**Tarea pendiente**
Responde a partir del texto sobre Nostra aetate:
(a) ¿Qué organismo instituyó Pablo VI y qué nombre tiene hoy?
(b) ¿A qué doble fidelidad se orientó la actualización buscada por el Concilio Vaticano II?
(c) ¿En quién tiene su origen la salvación ofrecida a todos?

**Fragmento**
CON OCASIÓN
DEL 50 ANIVERSARIO DE LA PROMULGACIÓN DE LA DECLARACIÓN CONCILIAR "NOSTRA AETATE"
Queridos
hermanos y hermanas,
En las
Audiencias generales hay a menudo personas o grupos pertenecientes a otras
religiones; pero hoy esta presencia es del todo particular, para recordar
juntos el 50º aniversario de la Declaración del Concilio Vaticano II Nostra
aetate sobre las relaciones de la Iglesia Católica con las religiones
no cristianas. Este tema estaba fuertemente en el corazón del beato Papa Pablo
VI, que en la fiesta de Pentecostés del año anterior al final del Concilio
había instituido el Secretariado para los no cristianos, hoy Consejo Pontificio
para el Diálogo Interreligioso. Expreso por eso mi gratitud y mi calurosa
bienvenida a personas y grupos de diferentes religiones, que hoy han querido
estar presentes, especialmente a quienes vienen de lejos.
El Concilio
Vaticano II ha sido un tiempo extraordinario de reflexión, diálogo y oración
para renovar la mirada de la Iglesia Católica sobre sí misma y sobre el mundo. Una
lectura de los signos de los tiempos en miras a una actualización orientada a
una doble fidelidad: fidelidad a la tradición eclesial y fidelidad a la
historia de los hombres y mujeres de nuestro tiempo. De hecho Dios, que se ha
revelado en la creación y en la historia, que ha hablado por medio de los
profetas y completamente en su Hijo hecho hombre (cfr Heb 1,1), se
dirige al corazón y al espíritu de cada ser humano que busca la verdad y los
caminos para practicarla.
El mensaje
de la Declaración Nostra aetate es siempre actual. Recuerdo
brevemente algunos puntos: La creciente interdependencia de los pueblos; La
búsqueda humana de un sentido de la vida,
del sufrimiento, de la muerte, preguntas que siempre acompañan nuestro camino;
El origen común y el destino común de la humanidad; La unicidad de la familia humana; Las
religiones como búsqueda de Dios o del Absoluto, en el interior de las varias
etnias y culturas; La mirada benévola y atenta de la Iglesia sobre las
religiones: ella no rechaza nada de lo que en estas religiones hay de bello y
verdadero; La Iglesia mira con estima los creyentes de todas las religiones,
apreciando su compromiso espiritual y moral; La Iglesia abierta
al diálogo con todos, y al mismo tiempo fiel a la verdad en la que cree, por
comenzar en aquella que la salvación ofrecida a todos tiene su origen en Jesús,
único salvador, y que el Espíritu Santo está a la obra, fuente de paz y amor.

**Conjunto de datos**
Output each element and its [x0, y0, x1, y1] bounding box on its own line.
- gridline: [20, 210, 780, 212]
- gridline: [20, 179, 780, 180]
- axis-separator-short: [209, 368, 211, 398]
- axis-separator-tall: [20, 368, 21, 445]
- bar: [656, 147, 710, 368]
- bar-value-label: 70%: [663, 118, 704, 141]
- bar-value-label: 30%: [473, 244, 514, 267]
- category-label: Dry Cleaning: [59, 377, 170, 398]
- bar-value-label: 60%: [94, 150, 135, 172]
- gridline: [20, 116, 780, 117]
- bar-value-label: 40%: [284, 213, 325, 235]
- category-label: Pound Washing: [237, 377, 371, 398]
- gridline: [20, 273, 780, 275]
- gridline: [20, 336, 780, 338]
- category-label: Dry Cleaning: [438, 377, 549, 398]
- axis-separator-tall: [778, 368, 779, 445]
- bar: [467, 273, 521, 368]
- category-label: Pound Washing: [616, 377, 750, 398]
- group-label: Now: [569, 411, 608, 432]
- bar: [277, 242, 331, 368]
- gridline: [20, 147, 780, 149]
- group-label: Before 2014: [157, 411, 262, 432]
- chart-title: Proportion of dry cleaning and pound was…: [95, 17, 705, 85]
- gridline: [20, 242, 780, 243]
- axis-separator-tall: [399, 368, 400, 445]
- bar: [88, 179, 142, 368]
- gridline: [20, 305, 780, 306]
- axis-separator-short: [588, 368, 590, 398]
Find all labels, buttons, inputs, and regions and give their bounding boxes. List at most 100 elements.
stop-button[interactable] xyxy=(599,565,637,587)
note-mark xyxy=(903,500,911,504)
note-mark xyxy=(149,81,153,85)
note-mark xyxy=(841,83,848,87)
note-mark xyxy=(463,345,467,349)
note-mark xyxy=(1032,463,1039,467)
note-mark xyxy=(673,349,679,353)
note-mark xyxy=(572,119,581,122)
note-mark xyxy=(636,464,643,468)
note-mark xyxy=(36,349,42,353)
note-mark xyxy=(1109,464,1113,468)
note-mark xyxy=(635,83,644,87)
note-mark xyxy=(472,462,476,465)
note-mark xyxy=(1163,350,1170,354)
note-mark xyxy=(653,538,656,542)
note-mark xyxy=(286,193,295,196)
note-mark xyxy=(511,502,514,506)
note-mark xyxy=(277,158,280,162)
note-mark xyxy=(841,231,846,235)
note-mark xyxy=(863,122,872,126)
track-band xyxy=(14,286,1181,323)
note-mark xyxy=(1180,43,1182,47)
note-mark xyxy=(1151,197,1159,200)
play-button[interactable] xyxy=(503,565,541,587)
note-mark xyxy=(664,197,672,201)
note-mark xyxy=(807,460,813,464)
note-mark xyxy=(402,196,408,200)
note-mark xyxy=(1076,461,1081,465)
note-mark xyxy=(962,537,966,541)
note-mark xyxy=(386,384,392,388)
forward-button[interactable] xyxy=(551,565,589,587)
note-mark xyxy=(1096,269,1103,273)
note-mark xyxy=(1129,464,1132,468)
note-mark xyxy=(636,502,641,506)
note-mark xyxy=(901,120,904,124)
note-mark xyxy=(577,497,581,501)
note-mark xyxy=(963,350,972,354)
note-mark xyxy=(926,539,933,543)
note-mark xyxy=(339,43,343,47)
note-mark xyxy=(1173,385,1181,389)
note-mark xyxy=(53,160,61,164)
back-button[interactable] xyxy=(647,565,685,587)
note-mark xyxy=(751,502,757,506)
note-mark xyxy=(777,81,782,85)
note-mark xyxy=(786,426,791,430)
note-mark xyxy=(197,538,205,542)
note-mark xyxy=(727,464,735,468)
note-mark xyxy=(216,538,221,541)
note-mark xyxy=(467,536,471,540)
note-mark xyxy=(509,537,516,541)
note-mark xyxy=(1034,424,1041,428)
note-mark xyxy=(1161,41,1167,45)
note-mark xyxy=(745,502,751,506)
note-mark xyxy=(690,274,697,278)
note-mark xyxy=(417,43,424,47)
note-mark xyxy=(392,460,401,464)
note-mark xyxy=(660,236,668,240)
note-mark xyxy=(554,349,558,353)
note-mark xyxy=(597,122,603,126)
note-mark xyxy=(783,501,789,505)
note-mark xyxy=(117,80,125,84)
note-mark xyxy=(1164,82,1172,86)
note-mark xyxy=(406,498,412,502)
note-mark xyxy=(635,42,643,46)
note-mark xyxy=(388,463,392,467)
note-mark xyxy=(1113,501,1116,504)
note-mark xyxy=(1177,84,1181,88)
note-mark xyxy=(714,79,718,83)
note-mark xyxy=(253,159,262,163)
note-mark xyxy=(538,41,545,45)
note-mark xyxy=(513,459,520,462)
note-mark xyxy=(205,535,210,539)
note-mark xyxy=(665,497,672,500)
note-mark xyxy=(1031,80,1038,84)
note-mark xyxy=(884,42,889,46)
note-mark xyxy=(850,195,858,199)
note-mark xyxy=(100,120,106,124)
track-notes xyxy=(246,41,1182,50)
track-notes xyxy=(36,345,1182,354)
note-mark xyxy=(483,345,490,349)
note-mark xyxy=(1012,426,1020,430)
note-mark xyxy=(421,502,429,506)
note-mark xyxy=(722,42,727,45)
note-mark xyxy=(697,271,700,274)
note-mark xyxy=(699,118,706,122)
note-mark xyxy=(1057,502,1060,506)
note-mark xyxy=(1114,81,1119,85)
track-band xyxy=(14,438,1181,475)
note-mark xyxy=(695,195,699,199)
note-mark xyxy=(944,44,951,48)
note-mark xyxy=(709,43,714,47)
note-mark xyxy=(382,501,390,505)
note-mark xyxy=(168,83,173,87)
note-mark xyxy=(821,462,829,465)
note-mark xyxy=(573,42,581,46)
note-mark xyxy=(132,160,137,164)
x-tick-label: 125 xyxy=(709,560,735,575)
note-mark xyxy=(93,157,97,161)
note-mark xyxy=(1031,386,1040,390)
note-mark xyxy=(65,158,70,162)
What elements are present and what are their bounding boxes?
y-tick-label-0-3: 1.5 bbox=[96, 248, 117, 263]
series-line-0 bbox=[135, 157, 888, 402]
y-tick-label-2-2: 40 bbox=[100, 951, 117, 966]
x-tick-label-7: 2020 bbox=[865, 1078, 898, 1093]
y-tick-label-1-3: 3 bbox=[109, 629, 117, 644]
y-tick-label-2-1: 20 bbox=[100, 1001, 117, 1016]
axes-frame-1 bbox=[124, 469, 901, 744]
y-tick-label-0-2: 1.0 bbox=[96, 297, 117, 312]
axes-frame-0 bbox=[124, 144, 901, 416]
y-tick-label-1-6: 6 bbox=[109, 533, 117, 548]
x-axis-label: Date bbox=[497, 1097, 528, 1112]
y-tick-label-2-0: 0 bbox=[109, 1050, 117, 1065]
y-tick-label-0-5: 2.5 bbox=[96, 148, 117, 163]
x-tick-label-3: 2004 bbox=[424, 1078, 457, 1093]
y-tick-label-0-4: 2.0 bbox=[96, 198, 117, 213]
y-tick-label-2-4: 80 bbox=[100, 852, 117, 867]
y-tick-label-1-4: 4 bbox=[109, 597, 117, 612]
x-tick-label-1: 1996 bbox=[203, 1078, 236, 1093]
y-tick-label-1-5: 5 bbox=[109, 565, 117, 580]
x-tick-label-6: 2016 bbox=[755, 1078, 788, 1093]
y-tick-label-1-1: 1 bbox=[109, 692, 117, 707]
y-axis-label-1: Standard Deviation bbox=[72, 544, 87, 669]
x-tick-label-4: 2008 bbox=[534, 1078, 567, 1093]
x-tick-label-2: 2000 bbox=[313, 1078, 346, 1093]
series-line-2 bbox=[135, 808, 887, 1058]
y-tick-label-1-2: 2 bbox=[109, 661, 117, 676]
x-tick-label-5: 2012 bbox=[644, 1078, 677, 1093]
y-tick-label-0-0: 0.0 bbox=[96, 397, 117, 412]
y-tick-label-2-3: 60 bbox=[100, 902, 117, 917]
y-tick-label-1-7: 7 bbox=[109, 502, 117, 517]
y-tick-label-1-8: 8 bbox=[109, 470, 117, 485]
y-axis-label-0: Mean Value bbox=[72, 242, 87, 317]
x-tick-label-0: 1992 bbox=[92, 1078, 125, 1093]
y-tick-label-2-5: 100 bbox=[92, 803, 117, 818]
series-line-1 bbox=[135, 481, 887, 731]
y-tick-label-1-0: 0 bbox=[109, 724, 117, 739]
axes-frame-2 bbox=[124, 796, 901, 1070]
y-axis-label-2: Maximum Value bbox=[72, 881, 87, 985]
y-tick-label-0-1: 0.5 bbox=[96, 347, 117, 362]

**Ejercicio resuelto**
(a) El Secretariado para los no cristianos, hoy Consejo Pontificio para el Diálogo Interreligioso.
(b) A la fidelidad a la tradición eclesial y a la fidelidad a la historia de los hombres y mujeres de nuestro tiempo.
(c) En Jesús, único salvador.